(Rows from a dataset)
++++++
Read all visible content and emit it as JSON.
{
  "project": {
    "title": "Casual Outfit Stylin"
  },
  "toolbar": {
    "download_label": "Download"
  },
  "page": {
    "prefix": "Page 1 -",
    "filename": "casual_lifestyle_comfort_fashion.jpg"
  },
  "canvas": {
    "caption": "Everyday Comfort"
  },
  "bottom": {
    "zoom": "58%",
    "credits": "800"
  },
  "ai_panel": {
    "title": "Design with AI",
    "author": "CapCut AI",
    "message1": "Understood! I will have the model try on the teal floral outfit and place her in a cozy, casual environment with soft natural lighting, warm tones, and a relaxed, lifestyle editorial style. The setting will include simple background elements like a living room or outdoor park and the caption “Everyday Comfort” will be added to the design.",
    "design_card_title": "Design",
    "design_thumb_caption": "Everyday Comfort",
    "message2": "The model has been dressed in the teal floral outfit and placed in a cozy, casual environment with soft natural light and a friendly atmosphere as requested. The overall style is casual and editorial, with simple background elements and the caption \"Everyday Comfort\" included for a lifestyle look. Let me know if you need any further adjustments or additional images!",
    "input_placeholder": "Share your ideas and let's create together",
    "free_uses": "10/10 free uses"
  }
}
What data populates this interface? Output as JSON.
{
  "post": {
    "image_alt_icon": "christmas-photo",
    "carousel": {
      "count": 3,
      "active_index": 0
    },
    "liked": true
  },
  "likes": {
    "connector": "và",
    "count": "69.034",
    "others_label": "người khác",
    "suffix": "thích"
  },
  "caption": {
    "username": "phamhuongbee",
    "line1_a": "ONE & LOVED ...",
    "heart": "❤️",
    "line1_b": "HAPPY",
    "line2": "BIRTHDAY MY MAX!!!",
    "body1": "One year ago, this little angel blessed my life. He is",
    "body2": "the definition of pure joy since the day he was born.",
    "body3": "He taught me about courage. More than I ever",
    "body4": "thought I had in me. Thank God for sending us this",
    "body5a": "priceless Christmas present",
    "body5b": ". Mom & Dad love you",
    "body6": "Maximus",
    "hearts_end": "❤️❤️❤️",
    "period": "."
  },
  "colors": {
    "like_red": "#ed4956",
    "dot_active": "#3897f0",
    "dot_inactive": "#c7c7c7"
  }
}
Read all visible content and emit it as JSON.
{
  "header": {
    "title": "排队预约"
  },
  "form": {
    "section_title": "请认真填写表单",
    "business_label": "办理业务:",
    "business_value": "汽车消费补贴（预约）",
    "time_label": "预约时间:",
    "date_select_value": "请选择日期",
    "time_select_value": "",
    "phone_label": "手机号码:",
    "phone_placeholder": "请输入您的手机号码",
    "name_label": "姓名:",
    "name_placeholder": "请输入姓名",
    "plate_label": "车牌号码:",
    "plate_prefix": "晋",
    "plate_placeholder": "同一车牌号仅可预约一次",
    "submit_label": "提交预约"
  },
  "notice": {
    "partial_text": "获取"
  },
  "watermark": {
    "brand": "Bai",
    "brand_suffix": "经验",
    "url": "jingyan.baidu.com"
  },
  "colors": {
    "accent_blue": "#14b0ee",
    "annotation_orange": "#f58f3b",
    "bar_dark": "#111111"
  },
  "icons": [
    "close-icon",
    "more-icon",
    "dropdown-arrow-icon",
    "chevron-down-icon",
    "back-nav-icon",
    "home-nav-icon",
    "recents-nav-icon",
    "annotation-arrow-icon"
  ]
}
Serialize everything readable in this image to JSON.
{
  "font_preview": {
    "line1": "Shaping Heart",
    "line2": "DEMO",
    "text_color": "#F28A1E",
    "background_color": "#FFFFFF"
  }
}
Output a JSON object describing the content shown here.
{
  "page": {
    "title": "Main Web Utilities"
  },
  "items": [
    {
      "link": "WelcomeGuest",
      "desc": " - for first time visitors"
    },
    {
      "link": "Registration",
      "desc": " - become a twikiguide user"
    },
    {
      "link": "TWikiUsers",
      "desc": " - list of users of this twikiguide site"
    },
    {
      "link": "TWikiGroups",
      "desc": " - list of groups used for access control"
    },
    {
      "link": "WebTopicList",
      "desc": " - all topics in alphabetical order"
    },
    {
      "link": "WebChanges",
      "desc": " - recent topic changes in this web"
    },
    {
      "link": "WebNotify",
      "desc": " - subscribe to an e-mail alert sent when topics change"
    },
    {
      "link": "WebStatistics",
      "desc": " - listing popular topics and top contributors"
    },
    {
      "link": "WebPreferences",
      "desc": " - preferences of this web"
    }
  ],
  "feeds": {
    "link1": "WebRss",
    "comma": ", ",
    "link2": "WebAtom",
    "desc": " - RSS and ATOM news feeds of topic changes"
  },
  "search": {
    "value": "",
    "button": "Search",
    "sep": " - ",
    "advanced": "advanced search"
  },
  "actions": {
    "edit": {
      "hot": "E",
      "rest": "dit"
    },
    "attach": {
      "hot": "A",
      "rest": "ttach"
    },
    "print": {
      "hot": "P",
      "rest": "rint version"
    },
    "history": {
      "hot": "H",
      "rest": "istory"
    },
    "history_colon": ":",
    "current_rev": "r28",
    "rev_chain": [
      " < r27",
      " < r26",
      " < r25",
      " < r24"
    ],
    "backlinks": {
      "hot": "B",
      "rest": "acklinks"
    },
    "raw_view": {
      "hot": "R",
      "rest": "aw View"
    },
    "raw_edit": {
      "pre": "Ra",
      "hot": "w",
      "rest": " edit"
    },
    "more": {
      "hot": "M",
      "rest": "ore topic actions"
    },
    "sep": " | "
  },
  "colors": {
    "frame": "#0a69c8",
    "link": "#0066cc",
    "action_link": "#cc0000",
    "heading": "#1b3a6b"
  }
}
++++++
## [What is required]
Return every entry verbatim.

## [Output of the exercise]
Read all visible content and emit it as JSON.
{
  "project": {
    "title": "Casual Outfit Stylin"
  },
  "toolbar": {
    "download_label": "Download"
  },
  "page": {
    "prefix": "Page 1 -",
    "filename": "casual_lifestyle_comfort_fashion.jpg"
  },
  "canvas": {
    "caption": "Everyday Comfort"
  },
  "bottom": {
    "zoom": "58%",
    "credits": "800"
  },
  "ai_panel": {
    "title": "Design with AI",
    "author": "CapCut AI",
    "message1": "Understood! I will have the model try on the teal floral outfit and place her in a cozy, casual environment with soft natural lighting, warm tones, and a relaxed, lifestyle editorial style. The setting will include simple background elements like a living room or outdoor park and the caption “Everyday Comfort” will be added to the design.",
    "design_card_title": "Design",
    "design_thumb_caption": "Everyday Comfort",
    "message2": "The model has been dressed in the teal floral outfit and placed in a cozy, casual environment with soft natural light and a friendly atmosphere as requested. The overall style is casual and editorial, with simple background elements and the caption \"Everyday Comfort\" included for a lifestyle look. Let me know if you need any further adjustments or additional images!",
    "input_placeholder": "Share your ideas and let's create together",
    "free_uses": "10/10 free uses"
  }
}
What data populates this interface? Output as JSON.
{
  "post": {
    "image_alt_icon": "christmas-photo",
    "carousel": {
      "count": 3,
      "active_index": 0
    },
    "liked": true
  },
  "likes": {
    "connector": "và",
    "count": "69.034",
    "others_label": "người khác",
    "suffix": "thích"
  },
  "caption": {
    "username": "phamhuongbee",
    "line1_a": "ONE & LOVED ...",
    "heart": "❤️",
    "line1_b": "HAPPY",
    "line2": "BIRTHDAY MY MAX!!!",
    "body1": "One year ago, this little angel blessed my life. He is",
    "body2": "the definition of pure joy since the day he was born.",
    "body3": "He taught me about courage. More than I ever",
    "body4": "thought I had in me. Thank God for sending us this",
    "body5a": "priceless Christmas present",
    "body5b": ". Mom & Dad love you",
    "body6": "Maximus",
    "hearts_end": "❤️❤️❤️",
    "period": "."
  },
  "colors": {
    "like_red": "#ed4956",
    "dot_active": "#3897f0",
    "dot_inactive": "#c7c7c7"
  }
}
Read all visible content and emit it as JSON.
{
  "header": {
    "title": "排队预约"
  },
  "form": {
    "section_title": "请认真填写表单",
    "business_label": "办理业务:",
    "business_value": "汽车消费补贴（预约）",
    "time_label": "预约时间:",
    "date_select_value": "请选择日期",
    "time_select_value": "",
    "phone_label": "手机号码:",
    "phone_placeholder": "请输入您的手机号码",
    "name_label": "姓名:",
    "name_placeholder": "请输入姓名",
    "plate_label": "车牌号码:",
    "plate_prefix": "晋",
    "plate_placeholder": "同一车牌号仅可预约一次",
    "submit_label": "提交预约"
  },
  "notice": {
    "partial_text": "获取"
  },
  "watermark": {
    "brand": "Bai",
    "brand_suffix": "经验",
    "url": "jingyan.baidu.com"
  },
  "colors": {
    "accent_blue": "#14b0ee",
    "annotation_orange": "#f58f3b",
    "bar_dark": "#111111"
  },
  "icons": [
    "close-icon",
    "more-icon",
    "dropdown-arrow-icon",
    "chevron-down-icon",
    "back-nav-icon",
    "home-nav-icon",
    "recents-nav-icon",
    "annotation-arrow-icon"
  ]
}
Serialize everything readable in this image to JSON.
{
  "font_preview": {
    "line1": "Shaping Heart",
    "line2": "DEMO",
    "text_color": "#F28A1E",
    "background_color": "#FFFFFF"
  }
}
Output a JSON object describing the content shown here.
{
  "page": {
    "title": "Main Web Utilities"
  },
  "items": [
    {
      "link": "WelcomeGuest",
      "desc": " - for first time visitors"
    },
    {
      "link": "Registration",
      "desc": " - become a twikiguide user"
    },
    {
      "link": "TWikiUsers",
      "desc": " - list of users of this twikiguide site"
    },
    {
      "link": "TWikiGroups",
      "desc": " - list of groups used for access control"
    },
    {
      "link": "WebTopicList",
      "desc": " - all topics in alphabetical order"
    },
    {
      "link": "WebChanges",
      "desc": " - recent topic changes in this web"
    },
    {
      "link": "WebNotify",
      "desc": " - subscribe to an e-mail alert sent when topics change"
    },
    {
      "link": "WebStatistics",
      "desc": " - listing popular topics and top contributors"
    },
    {
      "link": "WebPreferences",
      "desc": " - preferences of this web"
    }
  ],
  "feeds": {
    "link1": "WebRss",
    "comma": ", ",
    "link2": "WebAtom",
    "desc": " - RSS and ATOM news feeds of topic changes"
  },
  "search": {
    "value": "",
    "button": "Search",
    "sep": " - ",
    "advanced": "advanced search"
  },
  "actions": {
    "edit": {
      "hot": "E",
      "rest": "dit"
    },
    "attach": {
      "hot": "A",
      "rest": "ttach"
    },
    "print": {
      "hot": "P",
      "rest": "rint version"
    },
    "history": {
      "hot": "H",
      "rest": "istory"
    },
    "history_colon": ":",
    "current_rev": "r28",
    "rev_chain": [
      " < r27",
      " < r26",
      " < r25",
      " < r24"
    ],
    "backlinks": {
      "hot": "B",
      "rest": "acklinks"
    },
    "raw_view": {
      "hot": "R",
      "rest": "aw View"
    },
    "raw_edit": {
      "pre": "Ra",
      "hot": "w",
      "rest": " edit"
    },
    "more": {
      "hot": "M",
      "rest": "ore topic actions"
    },
    "sep": " | "
  },
  "colors": {
    "frame": "#0a69c8",
    "link": "#0066cc",
    "action_link": "#cc0000",
    "heading": "#1b3a6b"
  }
}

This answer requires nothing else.